Exercise description -> Beneath this task is a listing. State how many of its lines include the string "الظنون", giving nothing but the number.

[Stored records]

——————

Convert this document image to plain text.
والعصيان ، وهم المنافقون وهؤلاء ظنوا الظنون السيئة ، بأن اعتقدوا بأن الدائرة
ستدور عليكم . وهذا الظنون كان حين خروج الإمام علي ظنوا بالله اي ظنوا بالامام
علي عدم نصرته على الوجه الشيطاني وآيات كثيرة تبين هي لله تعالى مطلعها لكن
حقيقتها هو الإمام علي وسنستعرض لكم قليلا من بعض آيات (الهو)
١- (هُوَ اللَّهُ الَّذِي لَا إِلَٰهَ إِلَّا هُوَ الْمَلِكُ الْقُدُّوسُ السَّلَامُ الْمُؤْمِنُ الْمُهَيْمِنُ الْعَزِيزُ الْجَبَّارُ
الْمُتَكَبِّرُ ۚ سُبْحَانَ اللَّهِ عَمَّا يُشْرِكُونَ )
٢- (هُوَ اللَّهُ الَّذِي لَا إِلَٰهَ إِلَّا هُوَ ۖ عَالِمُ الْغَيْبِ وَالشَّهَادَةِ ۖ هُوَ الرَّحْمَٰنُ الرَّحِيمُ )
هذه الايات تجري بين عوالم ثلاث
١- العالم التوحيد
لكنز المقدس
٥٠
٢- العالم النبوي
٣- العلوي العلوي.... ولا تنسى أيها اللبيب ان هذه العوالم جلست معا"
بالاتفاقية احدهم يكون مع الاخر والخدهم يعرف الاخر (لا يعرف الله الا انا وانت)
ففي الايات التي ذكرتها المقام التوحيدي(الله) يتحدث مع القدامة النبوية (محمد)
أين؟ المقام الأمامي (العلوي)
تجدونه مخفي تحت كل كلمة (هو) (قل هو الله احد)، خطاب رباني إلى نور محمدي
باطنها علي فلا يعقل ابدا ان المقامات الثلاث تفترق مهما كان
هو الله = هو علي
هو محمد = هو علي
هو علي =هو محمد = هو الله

——————

Completed exercise -> 2